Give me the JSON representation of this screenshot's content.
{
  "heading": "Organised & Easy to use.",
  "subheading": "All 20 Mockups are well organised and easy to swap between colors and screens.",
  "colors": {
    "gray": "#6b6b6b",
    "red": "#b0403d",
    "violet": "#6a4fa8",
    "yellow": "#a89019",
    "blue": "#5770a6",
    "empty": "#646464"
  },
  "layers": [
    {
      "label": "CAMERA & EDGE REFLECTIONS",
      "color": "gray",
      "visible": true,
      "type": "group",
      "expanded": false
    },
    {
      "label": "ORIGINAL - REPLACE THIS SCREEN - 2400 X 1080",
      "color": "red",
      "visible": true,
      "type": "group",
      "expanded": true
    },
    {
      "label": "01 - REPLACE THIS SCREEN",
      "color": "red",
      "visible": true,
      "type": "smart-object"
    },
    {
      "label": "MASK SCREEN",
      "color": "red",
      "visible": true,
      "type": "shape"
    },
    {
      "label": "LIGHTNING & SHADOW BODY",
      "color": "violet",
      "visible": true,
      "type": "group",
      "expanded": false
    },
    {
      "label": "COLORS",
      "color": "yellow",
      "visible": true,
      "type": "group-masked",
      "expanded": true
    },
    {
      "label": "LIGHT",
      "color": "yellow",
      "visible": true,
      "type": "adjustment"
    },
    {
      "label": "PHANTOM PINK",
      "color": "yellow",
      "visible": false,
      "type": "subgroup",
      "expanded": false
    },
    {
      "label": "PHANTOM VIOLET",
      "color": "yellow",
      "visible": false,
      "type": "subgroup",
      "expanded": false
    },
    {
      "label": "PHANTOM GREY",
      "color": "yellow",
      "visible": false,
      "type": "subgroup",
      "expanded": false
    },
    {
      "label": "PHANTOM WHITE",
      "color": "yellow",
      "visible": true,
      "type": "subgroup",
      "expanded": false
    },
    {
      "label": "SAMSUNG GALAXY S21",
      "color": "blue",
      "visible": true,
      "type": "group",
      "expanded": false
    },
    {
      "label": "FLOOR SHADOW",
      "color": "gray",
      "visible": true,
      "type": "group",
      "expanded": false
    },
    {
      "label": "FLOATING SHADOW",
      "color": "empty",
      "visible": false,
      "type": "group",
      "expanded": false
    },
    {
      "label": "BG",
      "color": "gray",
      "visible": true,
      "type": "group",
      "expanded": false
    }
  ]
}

————

- **WHAT NEEDS TO BE DONE**
From the material above, gather all lines that include the string "PHANTOM" and copy them.

- **RESPONSE TO THE EXERCISE**
      "label": "PHANTOM PINK",
      "label": "PHANTOM VIOLET",
      "label": "PHANTOM GREY",
      "label": "PHANTOM WHITE",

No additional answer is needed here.